> **INSTRUCTION**: Make an exact copy of all the entries below, with the pictures left out.

> **DATA FOR THIS TASK**:
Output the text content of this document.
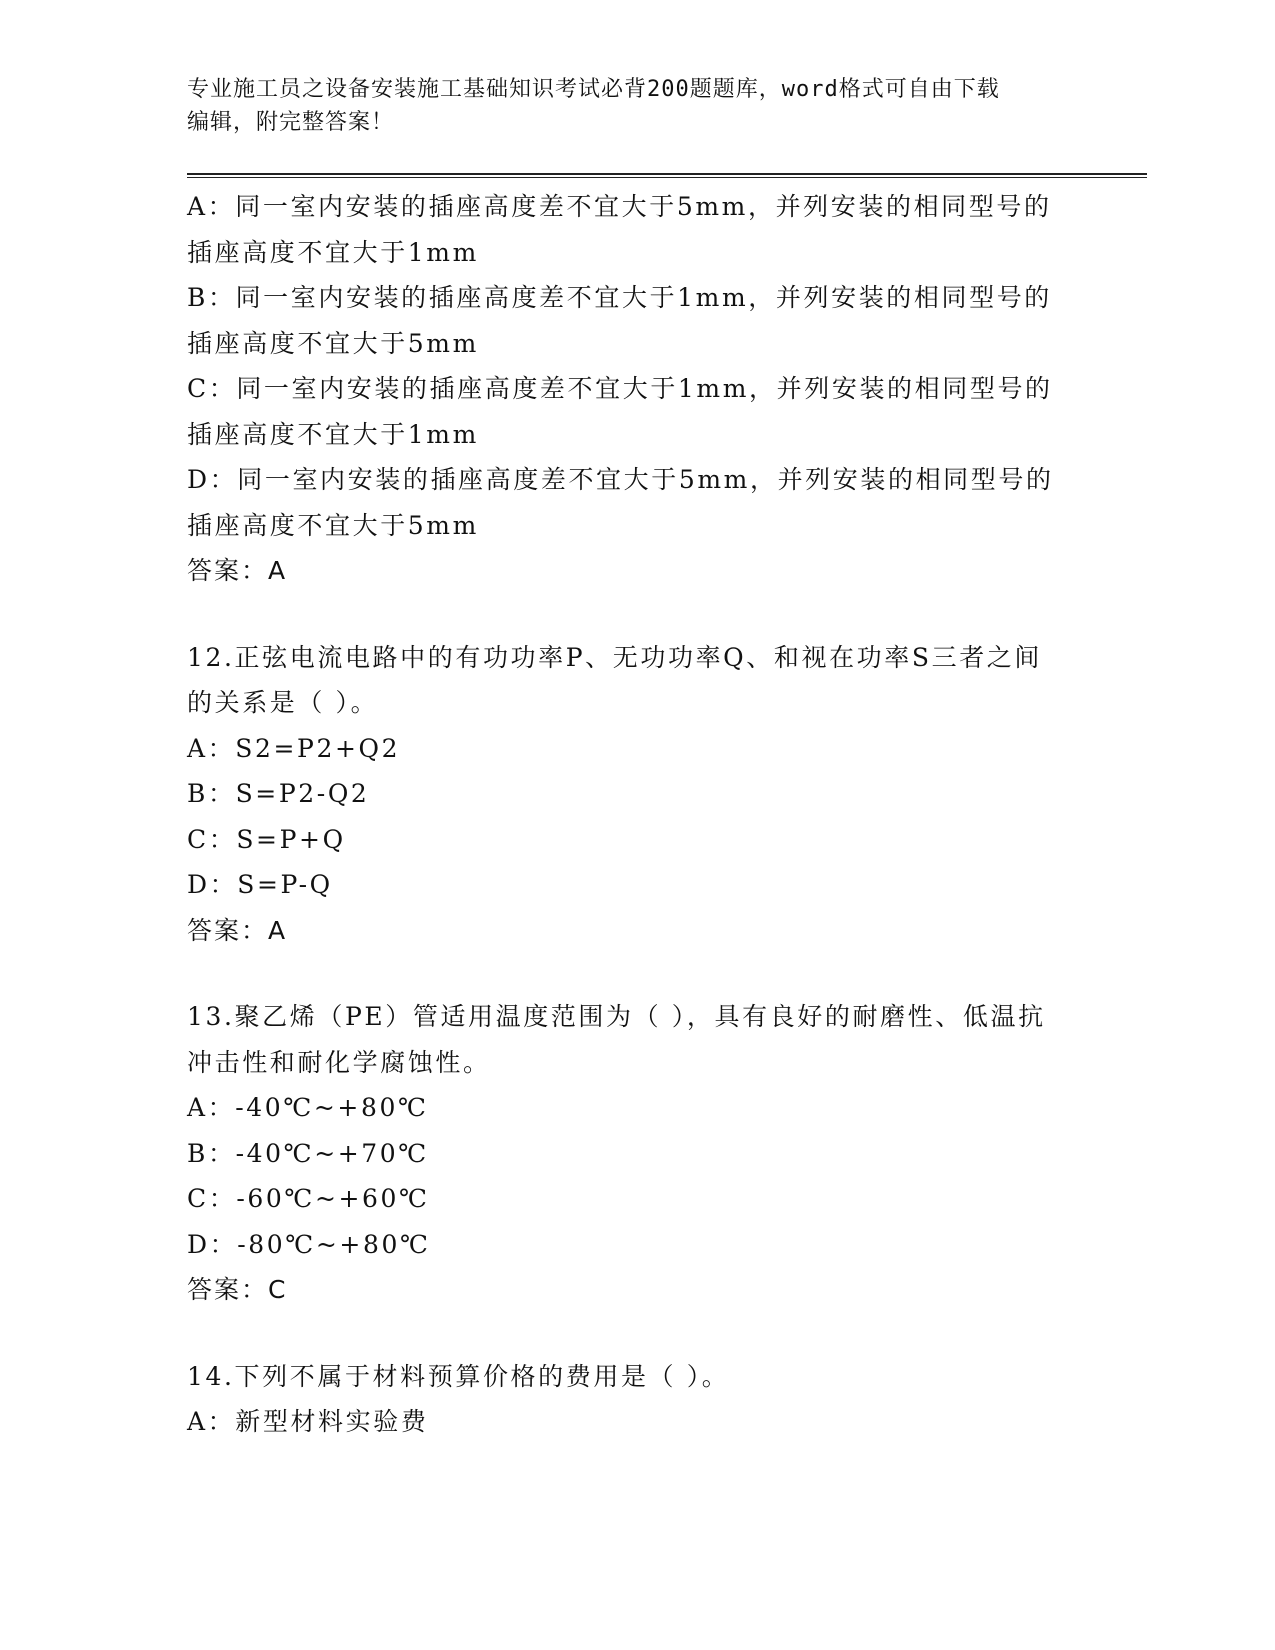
专业施工员之设备安装施工基础知识考试必背200题题库，word格式可自由下载
编辑，附完整答案！
A：同一室内安装的插座高度差不宜大于5mm，并列安装的相同型号的插座高度不宜大于1mm
B：同一室内安装的插座高度差不宜大于1mm，并列安装的相同型号的插座高度不宜大于5mm
C：同一室内安装的插座高度差不宜大于1mm，并列安装的相同型号的插座高度不宜大于1mm
D：同一室内安装的插座高度差不宜大于5mm，并列安装的相同型号的插座高度不宜大于5mm
答案：A
12.正弦电流电路中的有功功率P、无功功率Q、和视在功率S三者之间的关系是（ ）。
A：S2=P2+Q2
B：S=P2-Q2
C：S=P+Q
D：S=P-Q
答案：A
13.聚乙烯（PE）管适用温度范围为（ ），具有良好的耐磨性、低温抗冲击性和耐化学腐蚀性。
A：-40℃~+80℃
B：-40℃~+70℃
C：-60℃~+60℃
D：-80℃~+80℃
答案：C
14.下列不属于材料预算价格的费用是（ ）。
A：新型材料实验费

> **REPLY**:
Output the text content of this document.
专业施工员之设备安装施工基础知识考试必背200题题库，word格式可自由下载
编辑，附完整答案！
A：同一室内安装的插座高度差不宜大于5mm，并列安装的相同型号的插座高度不宜大于1mm
B：同一室内安装的插座高度差不宜大于1mm，并列安装的相同型号的插座高度不宜大于5mm
C：同一室内安装的插座高度差不宜大于1mm，并列安装的相同型号的插座高度不宜大于1mm
D：同一室内安装的插座高度差不宜大于5mm，并列安装的相同型号的插座高度不宜大于5mm
答案：A
12.正弦电流电路中的有功功率P、无功功率Q、和视在功率S三者之间的关系是（ ）。
A：S2=P2+Q2
B：S=P2-Q2
C：S=P+Q
D：S=P-Q
答案：A
13.聚乙烯（PE）管适用温度范围为（ ），具有良好的耐磨性、低温抗冲击性和耐化学腐蚀性。
A：-40℃~+80℃
B：-40℃~+70℃
C：-60℃~+60℃
D：-80℃~+80℃
答案：C
14.下列不属于材料预算价格的费用是（ ）。
A：新型材料实验费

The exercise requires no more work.